(Dataset content):

-- start --

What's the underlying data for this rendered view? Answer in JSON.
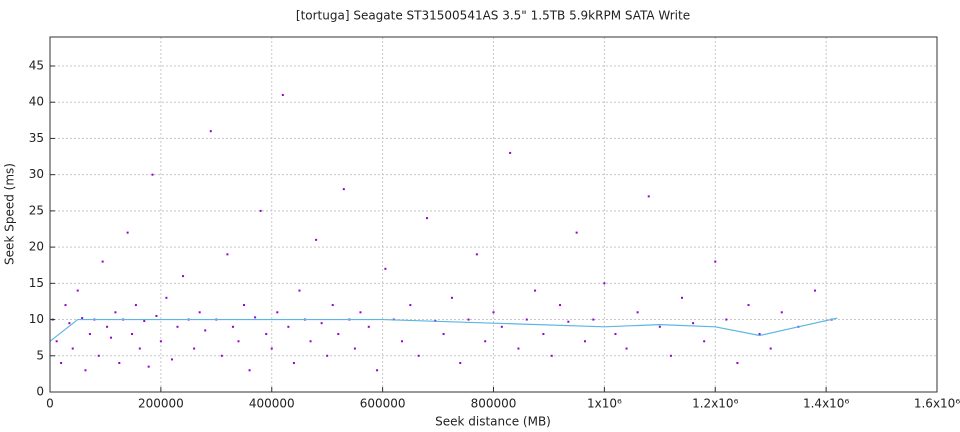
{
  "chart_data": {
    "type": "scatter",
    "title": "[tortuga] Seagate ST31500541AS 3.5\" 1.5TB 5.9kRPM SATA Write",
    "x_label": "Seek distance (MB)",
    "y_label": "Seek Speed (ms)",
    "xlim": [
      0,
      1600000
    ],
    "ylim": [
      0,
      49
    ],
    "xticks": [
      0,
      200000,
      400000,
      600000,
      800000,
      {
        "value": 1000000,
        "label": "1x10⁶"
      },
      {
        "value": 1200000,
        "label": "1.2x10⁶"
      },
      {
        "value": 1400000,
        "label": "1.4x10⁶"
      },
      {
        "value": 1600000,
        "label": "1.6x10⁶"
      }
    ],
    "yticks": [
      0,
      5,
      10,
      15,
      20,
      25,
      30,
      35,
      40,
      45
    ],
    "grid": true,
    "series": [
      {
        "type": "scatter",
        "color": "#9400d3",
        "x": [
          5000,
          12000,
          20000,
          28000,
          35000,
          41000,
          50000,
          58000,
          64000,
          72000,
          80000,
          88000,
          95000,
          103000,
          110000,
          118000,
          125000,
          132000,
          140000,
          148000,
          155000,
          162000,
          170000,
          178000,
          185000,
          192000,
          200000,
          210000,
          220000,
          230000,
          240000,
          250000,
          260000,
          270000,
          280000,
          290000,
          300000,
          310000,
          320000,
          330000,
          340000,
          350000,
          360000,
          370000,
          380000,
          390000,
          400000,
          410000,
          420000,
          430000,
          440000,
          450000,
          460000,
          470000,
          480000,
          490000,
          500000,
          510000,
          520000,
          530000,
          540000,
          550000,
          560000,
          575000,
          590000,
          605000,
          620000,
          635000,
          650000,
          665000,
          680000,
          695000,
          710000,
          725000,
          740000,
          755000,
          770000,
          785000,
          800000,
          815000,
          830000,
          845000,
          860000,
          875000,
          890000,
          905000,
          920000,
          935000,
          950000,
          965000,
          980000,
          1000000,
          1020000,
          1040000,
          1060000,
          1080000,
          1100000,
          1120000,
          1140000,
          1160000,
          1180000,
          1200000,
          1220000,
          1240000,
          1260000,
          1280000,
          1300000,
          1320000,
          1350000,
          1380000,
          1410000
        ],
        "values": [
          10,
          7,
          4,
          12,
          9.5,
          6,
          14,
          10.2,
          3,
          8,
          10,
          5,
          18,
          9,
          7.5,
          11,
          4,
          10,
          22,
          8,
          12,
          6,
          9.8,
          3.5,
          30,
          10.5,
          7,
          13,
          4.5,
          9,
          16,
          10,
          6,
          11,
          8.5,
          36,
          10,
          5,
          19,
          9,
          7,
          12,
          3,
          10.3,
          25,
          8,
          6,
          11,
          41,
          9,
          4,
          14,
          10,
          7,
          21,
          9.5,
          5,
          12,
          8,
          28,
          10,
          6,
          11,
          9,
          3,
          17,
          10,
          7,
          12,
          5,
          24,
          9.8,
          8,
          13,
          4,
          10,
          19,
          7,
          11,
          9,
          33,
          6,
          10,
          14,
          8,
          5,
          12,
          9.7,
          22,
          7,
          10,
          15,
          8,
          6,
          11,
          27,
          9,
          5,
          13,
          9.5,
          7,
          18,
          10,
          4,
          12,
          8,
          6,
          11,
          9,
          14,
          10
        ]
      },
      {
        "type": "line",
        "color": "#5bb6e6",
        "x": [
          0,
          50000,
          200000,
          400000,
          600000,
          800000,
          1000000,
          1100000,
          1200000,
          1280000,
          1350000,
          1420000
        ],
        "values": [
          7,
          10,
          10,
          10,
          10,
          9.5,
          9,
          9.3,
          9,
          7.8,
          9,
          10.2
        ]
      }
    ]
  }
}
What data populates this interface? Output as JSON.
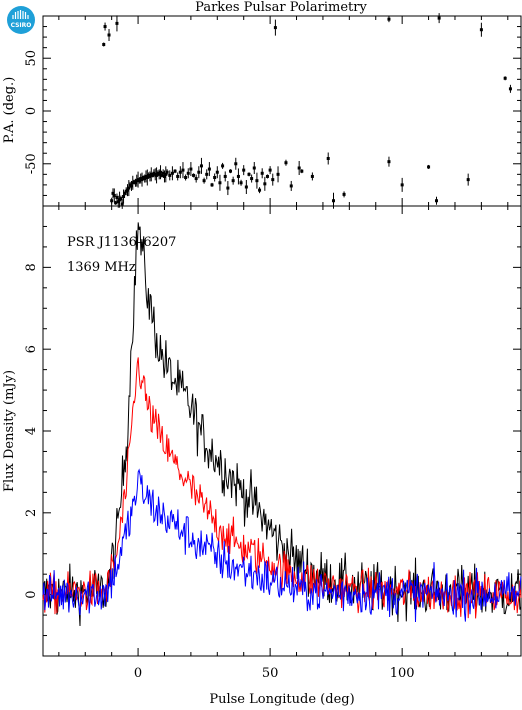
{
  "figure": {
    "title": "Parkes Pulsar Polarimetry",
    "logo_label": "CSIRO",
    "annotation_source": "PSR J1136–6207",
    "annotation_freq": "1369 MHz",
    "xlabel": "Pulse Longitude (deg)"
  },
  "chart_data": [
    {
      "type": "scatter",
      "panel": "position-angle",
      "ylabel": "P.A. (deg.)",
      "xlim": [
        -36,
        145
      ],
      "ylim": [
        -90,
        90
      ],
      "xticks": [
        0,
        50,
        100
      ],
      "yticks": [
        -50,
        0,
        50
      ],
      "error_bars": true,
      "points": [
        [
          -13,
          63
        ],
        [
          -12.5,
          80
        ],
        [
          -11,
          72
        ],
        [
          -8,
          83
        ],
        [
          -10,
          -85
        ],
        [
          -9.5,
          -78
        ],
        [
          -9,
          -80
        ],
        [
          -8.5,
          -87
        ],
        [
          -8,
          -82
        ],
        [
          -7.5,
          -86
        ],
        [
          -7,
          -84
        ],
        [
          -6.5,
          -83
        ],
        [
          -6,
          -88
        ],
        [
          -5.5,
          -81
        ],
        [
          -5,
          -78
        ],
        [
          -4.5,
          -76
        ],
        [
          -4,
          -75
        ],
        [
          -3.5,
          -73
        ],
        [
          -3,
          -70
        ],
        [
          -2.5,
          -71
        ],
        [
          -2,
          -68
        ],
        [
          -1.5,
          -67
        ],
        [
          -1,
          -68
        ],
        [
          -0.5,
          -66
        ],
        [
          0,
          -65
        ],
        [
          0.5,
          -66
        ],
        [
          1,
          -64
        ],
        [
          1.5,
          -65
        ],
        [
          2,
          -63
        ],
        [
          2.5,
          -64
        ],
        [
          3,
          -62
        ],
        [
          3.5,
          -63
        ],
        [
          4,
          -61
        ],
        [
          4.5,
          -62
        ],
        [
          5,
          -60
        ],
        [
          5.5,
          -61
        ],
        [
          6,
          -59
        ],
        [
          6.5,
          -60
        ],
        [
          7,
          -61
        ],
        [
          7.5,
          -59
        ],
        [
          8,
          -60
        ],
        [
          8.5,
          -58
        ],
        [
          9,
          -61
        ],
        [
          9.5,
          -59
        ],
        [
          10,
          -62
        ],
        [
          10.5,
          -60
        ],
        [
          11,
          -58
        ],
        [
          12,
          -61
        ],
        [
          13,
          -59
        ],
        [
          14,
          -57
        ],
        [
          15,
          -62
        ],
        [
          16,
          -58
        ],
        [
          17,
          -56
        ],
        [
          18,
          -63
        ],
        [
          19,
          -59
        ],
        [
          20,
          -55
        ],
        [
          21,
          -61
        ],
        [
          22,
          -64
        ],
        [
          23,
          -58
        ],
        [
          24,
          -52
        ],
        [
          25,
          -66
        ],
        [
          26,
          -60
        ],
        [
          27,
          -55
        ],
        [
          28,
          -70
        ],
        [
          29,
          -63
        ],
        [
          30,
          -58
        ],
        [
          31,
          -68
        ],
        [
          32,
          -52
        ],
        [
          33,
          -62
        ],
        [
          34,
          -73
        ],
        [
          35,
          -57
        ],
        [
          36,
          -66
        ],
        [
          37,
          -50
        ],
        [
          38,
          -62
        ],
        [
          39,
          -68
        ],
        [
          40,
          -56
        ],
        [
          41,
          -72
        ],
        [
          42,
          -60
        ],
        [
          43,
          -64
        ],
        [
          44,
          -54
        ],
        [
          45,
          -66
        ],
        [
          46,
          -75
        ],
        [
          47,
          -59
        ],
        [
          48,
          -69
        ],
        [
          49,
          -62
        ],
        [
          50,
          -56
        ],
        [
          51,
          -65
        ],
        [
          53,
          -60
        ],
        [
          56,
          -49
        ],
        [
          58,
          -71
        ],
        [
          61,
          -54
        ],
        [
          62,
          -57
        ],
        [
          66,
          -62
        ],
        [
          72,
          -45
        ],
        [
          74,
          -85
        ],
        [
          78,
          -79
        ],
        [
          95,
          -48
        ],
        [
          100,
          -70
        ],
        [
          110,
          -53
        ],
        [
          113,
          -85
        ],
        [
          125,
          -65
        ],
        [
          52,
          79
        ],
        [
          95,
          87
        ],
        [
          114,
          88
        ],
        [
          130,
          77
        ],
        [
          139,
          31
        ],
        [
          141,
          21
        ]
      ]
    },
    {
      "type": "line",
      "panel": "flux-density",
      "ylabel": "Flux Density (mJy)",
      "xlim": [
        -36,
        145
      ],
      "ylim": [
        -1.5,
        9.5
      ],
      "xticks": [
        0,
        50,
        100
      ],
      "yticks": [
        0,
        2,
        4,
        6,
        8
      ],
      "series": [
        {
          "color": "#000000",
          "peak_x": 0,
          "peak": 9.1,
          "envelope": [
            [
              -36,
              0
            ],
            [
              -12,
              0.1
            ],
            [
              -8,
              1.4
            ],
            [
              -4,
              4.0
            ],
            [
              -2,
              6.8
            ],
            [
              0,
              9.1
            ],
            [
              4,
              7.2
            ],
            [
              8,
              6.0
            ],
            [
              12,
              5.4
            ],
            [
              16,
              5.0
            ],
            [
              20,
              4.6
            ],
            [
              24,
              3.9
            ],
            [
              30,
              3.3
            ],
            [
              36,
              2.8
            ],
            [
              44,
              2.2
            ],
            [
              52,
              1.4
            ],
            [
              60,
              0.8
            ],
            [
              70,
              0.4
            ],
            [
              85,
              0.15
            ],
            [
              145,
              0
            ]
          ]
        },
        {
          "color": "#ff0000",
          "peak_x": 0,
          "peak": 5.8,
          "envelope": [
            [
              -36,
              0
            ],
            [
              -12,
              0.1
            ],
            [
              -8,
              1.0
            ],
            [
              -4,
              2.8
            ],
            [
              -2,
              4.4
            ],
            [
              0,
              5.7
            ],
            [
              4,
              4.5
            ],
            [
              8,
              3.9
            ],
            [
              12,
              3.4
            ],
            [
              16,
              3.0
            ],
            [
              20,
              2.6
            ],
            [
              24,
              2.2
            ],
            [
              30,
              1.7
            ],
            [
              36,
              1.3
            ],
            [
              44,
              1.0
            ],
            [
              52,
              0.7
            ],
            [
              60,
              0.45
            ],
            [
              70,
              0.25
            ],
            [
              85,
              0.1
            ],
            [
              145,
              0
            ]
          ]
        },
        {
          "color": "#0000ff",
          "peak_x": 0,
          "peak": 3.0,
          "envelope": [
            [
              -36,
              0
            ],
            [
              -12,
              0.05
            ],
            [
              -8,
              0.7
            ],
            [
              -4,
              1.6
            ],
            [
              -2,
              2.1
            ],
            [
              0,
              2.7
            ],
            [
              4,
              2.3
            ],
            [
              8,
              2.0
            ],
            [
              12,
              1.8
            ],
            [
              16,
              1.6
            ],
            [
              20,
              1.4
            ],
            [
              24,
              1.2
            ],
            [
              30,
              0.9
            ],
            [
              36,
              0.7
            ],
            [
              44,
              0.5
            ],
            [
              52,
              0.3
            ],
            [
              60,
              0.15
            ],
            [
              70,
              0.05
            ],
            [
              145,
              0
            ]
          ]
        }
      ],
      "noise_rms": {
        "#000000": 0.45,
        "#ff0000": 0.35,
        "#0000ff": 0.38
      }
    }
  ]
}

-- end --

(The problem): Copy whichever lines in the listing above contain the word "What".

(Written response):
What's the underlying data for this rendered view? Answer in JSON.
What data populates this interface? Output as JSON.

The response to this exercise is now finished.